— Dataset excerpts —

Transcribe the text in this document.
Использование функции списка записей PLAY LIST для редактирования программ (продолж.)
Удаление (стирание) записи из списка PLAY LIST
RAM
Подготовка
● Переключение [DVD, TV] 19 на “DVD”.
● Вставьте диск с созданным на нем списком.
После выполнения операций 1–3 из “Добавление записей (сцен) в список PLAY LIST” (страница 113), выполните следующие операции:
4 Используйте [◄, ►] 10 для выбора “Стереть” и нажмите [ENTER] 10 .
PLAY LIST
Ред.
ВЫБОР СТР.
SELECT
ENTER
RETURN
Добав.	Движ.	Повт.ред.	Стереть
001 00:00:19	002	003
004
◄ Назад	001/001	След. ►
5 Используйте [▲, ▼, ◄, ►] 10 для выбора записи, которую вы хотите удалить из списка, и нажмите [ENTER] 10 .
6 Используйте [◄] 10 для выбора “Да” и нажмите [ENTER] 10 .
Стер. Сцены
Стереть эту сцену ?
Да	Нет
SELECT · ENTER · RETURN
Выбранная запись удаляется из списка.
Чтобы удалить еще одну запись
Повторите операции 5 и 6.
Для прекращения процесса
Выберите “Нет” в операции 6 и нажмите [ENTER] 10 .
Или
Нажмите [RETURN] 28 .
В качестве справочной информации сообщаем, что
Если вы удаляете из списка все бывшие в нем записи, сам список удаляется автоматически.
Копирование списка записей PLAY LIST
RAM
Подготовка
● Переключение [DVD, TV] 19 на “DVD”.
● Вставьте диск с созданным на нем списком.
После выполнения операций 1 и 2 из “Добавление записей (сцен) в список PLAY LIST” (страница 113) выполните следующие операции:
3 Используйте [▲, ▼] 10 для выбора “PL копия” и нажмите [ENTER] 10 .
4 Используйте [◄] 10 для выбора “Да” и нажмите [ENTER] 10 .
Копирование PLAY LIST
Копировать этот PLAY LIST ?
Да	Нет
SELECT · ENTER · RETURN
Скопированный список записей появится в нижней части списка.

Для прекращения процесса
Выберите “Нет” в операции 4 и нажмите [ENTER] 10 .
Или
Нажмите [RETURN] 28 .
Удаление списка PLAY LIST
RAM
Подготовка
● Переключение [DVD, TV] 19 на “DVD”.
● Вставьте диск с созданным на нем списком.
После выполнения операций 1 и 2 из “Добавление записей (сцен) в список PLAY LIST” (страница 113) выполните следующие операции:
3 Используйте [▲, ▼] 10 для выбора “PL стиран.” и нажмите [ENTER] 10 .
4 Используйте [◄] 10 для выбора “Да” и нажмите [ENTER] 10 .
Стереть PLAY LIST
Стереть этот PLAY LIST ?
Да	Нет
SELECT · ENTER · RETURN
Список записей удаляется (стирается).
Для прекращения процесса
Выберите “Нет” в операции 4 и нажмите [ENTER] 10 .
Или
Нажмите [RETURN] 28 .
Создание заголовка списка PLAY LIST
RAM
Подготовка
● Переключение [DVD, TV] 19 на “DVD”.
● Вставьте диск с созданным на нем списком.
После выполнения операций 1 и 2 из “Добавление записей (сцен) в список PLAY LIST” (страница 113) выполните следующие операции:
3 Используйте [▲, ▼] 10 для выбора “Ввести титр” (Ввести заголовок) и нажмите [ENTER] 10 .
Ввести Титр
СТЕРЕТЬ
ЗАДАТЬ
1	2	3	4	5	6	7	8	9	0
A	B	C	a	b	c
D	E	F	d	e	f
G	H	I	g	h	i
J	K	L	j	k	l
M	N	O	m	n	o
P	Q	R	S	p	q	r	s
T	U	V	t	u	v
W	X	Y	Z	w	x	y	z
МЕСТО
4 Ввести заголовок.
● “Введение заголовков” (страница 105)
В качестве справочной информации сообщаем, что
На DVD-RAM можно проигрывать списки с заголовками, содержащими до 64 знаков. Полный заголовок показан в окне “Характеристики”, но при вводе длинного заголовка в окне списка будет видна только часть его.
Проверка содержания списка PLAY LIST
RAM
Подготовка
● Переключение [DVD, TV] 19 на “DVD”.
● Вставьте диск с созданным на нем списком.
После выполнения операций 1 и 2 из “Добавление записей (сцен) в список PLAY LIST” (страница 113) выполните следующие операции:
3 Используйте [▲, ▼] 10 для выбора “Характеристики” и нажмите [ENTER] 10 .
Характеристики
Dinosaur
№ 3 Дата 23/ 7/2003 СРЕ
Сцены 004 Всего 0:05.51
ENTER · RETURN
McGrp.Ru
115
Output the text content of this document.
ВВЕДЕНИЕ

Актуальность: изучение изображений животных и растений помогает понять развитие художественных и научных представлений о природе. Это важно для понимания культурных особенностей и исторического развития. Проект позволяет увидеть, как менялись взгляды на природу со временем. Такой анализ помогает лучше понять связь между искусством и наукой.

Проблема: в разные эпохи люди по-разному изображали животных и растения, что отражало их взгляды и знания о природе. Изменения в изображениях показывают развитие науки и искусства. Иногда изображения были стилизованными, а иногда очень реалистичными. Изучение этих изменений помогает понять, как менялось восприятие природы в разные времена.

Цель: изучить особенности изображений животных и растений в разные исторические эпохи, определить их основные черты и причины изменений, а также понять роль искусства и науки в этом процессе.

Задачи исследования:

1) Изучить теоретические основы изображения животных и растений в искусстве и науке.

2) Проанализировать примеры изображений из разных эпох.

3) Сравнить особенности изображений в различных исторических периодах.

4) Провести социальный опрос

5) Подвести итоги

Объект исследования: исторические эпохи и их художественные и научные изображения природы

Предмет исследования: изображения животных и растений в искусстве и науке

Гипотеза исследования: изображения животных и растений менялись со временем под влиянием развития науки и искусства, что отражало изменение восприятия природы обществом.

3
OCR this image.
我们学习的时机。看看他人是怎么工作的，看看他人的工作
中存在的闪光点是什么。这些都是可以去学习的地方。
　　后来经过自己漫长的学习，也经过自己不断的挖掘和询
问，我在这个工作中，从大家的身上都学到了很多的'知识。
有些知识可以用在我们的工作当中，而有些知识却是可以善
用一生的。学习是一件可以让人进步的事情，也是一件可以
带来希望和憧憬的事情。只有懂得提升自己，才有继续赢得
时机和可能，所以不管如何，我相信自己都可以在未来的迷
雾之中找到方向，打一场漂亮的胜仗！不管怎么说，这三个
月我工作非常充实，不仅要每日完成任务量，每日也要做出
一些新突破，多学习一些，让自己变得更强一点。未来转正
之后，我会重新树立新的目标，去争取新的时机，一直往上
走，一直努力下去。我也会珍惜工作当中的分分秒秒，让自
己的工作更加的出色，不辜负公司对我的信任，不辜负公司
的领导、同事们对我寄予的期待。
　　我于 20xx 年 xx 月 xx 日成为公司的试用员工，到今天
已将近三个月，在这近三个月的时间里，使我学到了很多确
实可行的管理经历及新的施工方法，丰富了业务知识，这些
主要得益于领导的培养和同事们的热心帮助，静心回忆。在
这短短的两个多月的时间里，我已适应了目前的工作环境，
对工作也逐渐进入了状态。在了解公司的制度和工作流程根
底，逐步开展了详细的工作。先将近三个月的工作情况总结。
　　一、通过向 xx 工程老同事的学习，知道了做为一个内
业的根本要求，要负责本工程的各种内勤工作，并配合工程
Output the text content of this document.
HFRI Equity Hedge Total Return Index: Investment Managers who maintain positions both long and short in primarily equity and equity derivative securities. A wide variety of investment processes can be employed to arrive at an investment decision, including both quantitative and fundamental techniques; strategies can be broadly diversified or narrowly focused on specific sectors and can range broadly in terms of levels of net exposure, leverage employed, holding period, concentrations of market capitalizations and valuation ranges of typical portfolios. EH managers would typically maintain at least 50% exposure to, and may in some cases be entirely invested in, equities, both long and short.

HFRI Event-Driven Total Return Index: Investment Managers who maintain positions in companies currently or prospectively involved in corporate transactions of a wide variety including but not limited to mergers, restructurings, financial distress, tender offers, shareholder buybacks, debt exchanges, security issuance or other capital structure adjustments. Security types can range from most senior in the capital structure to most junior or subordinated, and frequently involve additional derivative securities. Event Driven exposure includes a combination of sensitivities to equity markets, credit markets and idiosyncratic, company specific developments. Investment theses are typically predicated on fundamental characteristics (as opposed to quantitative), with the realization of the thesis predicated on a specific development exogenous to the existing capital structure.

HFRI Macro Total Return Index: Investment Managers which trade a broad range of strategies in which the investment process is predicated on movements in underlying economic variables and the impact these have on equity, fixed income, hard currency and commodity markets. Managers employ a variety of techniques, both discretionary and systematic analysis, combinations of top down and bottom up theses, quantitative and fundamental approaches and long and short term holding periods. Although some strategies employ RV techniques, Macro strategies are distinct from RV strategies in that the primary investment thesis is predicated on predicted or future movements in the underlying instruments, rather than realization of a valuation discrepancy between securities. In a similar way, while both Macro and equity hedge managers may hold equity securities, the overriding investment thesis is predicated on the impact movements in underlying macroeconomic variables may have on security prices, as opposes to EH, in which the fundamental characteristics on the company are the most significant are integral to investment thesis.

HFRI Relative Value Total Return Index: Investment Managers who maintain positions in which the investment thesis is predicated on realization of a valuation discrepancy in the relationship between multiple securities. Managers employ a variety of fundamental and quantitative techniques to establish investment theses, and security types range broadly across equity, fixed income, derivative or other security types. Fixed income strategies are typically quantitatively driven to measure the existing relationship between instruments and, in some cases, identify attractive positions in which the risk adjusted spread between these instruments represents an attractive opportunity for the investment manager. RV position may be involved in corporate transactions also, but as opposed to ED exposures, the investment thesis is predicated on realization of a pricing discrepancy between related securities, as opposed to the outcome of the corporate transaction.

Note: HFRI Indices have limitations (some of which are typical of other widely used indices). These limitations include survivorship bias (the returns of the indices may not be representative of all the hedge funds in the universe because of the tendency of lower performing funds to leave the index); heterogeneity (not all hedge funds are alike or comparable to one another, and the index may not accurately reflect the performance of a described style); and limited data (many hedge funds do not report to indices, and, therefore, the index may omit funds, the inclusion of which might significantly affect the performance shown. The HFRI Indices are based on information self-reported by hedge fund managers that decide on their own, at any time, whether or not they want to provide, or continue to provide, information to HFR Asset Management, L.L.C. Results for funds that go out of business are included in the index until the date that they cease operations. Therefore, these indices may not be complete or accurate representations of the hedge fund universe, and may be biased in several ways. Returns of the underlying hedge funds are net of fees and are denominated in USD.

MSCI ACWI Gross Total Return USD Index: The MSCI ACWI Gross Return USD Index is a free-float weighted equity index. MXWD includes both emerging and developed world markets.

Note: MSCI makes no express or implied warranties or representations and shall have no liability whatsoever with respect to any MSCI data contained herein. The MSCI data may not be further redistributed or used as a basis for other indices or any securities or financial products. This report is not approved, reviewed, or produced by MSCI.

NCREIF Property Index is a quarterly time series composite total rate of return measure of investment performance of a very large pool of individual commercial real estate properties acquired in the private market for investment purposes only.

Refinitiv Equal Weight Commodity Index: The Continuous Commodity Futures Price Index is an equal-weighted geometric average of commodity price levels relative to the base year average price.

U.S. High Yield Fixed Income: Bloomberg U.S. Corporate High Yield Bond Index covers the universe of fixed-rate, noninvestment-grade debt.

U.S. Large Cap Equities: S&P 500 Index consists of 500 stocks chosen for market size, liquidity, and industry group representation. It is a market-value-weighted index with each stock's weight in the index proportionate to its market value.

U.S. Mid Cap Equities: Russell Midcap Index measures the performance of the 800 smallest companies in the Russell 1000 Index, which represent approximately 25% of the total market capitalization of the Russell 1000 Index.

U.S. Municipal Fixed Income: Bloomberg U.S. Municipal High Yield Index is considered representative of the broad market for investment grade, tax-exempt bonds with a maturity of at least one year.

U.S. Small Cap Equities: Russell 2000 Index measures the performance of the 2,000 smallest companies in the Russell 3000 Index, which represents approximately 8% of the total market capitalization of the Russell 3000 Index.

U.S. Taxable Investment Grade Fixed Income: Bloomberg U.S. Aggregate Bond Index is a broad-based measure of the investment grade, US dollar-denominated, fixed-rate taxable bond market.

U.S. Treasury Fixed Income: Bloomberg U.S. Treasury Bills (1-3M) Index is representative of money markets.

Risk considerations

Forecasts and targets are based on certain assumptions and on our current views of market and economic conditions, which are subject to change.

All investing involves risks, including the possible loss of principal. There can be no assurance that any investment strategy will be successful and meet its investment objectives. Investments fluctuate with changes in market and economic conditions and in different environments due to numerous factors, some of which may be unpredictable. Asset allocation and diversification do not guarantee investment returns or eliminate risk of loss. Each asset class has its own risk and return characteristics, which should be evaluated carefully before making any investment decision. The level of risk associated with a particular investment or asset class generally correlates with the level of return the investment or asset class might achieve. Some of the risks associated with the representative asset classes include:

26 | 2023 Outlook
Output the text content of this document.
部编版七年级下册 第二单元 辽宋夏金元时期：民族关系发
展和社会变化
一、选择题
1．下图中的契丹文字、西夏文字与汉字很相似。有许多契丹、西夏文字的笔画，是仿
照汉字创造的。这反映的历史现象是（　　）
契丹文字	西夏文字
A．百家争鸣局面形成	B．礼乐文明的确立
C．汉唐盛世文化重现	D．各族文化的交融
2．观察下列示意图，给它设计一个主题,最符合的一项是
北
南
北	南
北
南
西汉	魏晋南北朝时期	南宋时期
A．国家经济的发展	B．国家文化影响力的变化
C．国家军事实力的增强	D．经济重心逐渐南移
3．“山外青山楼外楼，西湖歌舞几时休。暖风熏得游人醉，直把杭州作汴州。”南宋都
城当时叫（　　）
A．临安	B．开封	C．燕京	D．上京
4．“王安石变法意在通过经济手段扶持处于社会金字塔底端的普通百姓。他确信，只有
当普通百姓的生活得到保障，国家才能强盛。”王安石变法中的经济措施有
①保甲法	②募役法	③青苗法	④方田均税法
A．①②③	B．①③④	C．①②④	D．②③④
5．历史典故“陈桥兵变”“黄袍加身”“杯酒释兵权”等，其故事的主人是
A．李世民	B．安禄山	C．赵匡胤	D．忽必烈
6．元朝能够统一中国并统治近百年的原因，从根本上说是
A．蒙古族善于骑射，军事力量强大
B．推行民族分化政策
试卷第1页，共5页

— Task requirements —
Copy all lines from the material that include "списка".

— Complete output —
Использование функции списка записей PLAY LIST для редактирования программ (продолж.)
Удаление (стирание) записи из списка PLAY LIST
5 Используйте [▲, ▼, ◄, ►] 10 для выбора записи, которую вы хотите удалить из списка, и нажмите [ENTER] 10 .
Выбранная запись удаляется из списка.
Если вы удаляете из списка все бывшие в нем записи, сам список удаляется автоматически.
Копирование списка записей PLAY LIST
Скопированный список записей появится в нижней части списка.
Удаление списка PLAY LIST
Создание заголовка списка PLAY LIST
На DVD-RAM можно проигрывать списки с заголовками, содержащими до 64 знаков. Полный заголовок показан в окне “Характеристики”, но при вводе длинного заголовка в окне списка будет видна только часть его.
Проверка содержания списка PLAY LIST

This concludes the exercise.